Exercise aim. Write out, word for word, only the lines from the one containing "What text is on this page?" through the final line of the data.

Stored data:
________________

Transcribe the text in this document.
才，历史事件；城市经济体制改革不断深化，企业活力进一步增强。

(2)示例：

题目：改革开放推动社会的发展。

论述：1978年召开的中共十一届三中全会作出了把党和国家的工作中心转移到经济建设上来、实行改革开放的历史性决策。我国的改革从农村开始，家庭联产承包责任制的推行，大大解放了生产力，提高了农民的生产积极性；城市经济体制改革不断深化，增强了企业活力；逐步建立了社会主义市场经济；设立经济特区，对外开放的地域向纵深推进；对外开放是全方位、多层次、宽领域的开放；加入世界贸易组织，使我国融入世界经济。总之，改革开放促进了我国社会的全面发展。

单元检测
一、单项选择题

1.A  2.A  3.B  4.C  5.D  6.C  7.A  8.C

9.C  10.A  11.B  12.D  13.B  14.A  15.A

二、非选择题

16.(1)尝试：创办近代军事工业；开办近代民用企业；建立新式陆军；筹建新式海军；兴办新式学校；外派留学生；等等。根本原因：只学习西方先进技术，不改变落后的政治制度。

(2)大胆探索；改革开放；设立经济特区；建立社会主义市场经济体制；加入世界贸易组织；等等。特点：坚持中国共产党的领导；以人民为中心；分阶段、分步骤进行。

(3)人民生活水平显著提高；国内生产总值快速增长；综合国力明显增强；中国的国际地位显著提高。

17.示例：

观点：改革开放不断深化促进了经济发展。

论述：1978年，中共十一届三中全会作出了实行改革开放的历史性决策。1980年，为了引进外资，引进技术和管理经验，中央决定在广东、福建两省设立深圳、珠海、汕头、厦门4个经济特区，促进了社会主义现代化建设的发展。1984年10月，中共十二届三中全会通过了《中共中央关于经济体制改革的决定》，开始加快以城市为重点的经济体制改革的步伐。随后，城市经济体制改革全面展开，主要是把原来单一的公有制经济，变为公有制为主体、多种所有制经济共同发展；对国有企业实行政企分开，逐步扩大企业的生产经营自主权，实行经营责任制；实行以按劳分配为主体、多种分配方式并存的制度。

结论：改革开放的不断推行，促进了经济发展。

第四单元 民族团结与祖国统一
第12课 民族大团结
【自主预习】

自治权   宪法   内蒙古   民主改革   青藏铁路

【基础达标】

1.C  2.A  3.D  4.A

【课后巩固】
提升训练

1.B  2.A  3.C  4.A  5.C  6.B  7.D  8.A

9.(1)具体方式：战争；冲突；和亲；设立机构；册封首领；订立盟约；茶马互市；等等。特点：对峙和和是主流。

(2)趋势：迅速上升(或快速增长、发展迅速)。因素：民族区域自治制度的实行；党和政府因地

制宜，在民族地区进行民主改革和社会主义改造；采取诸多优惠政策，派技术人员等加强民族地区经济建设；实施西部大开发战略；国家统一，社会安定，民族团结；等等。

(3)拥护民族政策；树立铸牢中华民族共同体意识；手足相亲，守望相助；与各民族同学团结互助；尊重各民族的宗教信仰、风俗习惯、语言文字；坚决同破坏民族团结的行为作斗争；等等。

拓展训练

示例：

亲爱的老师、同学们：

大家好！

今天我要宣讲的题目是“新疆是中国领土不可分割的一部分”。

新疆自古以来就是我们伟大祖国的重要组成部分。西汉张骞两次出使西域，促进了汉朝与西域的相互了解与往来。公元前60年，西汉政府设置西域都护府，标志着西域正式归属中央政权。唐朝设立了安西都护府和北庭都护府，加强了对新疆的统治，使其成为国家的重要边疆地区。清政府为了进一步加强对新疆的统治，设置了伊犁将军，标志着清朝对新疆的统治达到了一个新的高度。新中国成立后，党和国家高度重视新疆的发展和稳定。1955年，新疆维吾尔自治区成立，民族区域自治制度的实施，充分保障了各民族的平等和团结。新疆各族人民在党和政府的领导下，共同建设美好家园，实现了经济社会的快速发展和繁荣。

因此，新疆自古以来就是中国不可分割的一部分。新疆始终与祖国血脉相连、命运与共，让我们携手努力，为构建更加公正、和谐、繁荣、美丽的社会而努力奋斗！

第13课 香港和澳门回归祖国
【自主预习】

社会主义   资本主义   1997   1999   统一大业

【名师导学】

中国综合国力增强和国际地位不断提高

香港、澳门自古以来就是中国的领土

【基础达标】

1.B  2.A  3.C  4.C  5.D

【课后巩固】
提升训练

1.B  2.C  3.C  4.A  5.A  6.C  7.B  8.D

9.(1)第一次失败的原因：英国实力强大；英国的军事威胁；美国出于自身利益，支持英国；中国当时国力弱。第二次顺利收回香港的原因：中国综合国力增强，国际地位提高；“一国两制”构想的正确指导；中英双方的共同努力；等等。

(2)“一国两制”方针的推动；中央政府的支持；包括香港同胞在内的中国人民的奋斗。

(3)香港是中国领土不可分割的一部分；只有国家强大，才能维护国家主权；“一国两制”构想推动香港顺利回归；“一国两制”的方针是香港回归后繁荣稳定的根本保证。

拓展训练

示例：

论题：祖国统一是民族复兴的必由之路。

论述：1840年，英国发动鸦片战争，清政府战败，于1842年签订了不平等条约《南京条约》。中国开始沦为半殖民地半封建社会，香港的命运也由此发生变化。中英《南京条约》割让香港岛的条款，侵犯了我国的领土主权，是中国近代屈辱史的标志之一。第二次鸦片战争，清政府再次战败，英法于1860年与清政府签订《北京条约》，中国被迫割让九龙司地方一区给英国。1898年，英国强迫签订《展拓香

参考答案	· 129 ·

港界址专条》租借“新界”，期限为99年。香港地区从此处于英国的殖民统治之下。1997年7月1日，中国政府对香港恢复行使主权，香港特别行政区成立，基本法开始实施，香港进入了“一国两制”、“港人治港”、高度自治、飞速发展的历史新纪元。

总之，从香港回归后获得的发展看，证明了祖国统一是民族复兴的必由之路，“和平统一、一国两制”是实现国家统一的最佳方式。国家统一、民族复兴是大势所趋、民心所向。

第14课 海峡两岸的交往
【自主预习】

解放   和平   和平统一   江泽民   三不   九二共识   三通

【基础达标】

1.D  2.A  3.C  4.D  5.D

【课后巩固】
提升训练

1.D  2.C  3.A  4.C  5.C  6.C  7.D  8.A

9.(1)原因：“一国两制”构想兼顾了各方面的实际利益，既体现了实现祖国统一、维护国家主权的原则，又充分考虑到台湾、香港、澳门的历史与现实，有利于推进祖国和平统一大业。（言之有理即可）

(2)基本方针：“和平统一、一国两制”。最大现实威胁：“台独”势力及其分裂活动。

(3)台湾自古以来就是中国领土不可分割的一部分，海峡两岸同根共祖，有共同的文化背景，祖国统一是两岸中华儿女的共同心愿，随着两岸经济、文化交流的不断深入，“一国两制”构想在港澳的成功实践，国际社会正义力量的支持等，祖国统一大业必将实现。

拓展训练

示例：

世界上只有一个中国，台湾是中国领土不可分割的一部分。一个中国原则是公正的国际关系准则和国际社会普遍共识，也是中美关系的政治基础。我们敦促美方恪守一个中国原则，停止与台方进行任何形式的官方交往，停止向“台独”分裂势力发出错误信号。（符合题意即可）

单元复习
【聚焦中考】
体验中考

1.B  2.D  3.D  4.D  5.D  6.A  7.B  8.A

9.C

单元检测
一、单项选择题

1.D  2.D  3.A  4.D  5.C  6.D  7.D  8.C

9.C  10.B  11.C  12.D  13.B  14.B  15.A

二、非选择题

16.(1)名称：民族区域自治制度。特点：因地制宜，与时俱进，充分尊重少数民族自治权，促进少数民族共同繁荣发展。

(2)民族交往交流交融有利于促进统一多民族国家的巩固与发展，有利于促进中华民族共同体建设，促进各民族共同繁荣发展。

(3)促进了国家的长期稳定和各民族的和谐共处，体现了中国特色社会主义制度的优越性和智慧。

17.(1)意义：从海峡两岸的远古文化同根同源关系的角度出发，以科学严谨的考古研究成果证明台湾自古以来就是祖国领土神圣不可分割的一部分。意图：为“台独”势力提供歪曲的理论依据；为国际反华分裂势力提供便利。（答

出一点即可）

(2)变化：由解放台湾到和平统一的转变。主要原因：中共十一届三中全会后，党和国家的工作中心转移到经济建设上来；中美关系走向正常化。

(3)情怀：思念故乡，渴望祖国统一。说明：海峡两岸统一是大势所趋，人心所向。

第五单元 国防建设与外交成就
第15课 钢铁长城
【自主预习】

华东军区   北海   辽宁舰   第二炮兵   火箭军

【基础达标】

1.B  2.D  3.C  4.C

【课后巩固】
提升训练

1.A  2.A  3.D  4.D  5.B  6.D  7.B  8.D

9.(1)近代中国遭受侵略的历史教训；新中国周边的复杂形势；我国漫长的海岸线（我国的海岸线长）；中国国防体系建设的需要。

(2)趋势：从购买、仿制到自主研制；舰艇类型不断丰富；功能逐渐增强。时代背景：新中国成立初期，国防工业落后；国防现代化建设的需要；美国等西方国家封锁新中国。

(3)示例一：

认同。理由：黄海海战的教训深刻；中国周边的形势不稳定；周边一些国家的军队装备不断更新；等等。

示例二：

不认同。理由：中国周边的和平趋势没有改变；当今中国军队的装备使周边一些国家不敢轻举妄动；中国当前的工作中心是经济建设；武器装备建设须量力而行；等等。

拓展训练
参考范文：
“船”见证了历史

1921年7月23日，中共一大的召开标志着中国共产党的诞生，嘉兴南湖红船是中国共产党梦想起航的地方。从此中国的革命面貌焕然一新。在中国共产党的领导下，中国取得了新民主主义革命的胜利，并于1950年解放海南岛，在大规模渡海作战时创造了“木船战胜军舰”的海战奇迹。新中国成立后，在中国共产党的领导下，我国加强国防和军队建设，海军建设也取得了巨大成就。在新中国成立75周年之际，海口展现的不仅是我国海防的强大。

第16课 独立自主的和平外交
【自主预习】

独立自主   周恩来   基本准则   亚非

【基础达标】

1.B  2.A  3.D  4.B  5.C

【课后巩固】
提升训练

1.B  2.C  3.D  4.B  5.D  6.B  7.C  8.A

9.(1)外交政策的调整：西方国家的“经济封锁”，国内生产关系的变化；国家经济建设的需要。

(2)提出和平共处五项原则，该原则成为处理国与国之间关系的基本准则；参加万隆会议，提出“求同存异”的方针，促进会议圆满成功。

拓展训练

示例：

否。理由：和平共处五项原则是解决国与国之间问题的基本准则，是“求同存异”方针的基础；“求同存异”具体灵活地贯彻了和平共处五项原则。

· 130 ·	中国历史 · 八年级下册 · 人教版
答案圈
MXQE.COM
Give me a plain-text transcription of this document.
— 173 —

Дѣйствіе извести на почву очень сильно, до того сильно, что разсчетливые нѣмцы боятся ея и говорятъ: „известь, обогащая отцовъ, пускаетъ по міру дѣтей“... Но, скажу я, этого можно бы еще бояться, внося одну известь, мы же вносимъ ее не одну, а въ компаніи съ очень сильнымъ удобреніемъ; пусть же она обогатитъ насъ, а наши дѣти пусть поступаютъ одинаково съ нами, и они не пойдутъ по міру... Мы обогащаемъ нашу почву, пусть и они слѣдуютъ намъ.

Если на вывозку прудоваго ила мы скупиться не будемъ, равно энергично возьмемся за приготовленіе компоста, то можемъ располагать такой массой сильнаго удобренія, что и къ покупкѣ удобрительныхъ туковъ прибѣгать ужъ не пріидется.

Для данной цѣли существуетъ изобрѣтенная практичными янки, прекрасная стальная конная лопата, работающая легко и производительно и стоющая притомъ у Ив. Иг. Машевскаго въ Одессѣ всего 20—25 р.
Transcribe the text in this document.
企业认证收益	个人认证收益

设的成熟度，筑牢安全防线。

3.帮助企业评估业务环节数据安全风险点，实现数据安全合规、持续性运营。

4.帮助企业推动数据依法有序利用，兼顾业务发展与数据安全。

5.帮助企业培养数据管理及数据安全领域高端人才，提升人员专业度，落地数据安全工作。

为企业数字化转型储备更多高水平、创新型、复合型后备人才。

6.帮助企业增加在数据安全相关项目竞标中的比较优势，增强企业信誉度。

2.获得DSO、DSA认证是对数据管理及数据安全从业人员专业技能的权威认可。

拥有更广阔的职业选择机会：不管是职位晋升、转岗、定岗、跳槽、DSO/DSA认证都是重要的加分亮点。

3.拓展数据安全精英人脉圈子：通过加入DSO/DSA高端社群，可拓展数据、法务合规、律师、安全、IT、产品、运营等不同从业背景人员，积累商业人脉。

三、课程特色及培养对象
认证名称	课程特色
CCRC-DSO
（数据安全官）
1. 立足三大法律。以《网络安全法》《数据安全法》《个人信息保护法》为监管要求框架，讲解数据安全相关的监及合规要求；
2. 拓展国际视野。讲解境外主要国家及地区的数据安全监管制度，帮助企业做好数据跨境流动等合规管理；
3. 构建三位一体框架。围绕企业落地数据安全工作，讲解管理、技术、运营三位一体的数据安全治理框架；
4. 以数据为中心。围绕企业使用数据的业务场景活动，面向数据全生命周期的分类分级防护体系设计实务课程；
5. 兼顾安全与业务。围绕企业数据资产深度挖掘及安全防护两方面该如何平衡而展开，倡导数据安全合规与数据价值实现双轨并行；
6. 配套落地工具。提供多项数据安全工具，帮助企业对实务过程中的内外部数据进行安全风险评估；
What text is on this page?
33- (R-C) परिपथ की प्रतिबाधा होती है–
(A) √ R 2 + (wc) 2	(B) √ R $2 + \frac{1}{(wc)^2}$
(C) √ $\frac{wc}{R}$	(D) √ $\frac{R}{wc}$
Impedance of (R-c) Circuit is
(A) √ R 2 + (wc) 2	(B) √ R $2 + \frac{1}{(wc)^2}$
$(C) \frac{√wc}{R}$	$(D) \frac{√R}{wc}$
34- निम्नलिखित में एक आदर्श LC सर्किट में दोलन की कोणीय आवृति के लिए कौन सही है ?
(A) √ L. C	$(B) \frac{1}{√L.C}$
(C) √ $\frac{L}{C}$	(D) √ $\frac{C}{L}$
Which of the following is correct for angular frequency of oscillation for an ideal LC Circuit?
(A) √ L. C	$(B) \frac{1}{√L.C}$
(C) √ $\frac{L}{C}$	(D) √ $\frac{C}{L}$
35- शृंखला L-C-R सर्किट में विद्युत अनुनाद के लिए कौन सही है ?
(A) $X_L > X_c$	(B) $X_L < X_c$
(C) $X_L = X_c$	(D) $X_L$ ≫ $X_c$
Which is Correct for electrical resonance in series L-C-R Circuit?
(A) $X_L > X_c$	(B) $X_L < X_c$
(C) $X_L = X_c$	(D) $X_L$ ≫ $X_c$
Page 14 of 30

________________

Written solution.
What text is on this page?
33- (R-C) परिपथ की प्रतिबाधा होती है–
(A) √ R 2 + (wc) 2	(B) √ R $2 + \frac{1}{(wc)^2}$
(C) √ $\frac{wc}{R}$	(D) √ $\frac{R}{wc}$
Impedance of (R-c) Circuit is
(A) √ R 2 + (wc) 2	(B) √ R $2 + \frac{1}{(wc)^2}$
$(C) \frac{√wc}{R}$	$(D) \frac{√R}{wc}$
34- निम्नलिखित में एक आदर्श LC सर्किट में दोलन की कोणीय आवृति के लिए कौन सही है ?
(A) √ L. C	$(B) \frac{1}{√L.C}$
(C) √ $\frac{L}{C}$	(D) √ $\frac{C}{L}$
Which of the following is correct for angular frequency of oscillation for an ideal LC Circuit?
(A) √ L. C	$(B) \frac{1}{√L.C}$
(C) √ $\frac{L}{C}$	(D) √ $\frac{C}{L}$
35- शृंखला L-C-R सर्किट में विद्युत अनुनाद के लिए कौन सही है ?
(A) $X_L > X_c$	(B) $X_L < X_c$
(C) $X_L = X_c$	(D) $X_L$ ≫ $X_c$
Which is Correct for electrical resonance in series L-C-R Circuit?
(A) $X_L > X_c$	(B) $X_L < X_c$
(C) $X_L = X_c$	(D) $X_L$ ≫ $X_c$
Page 14 of 30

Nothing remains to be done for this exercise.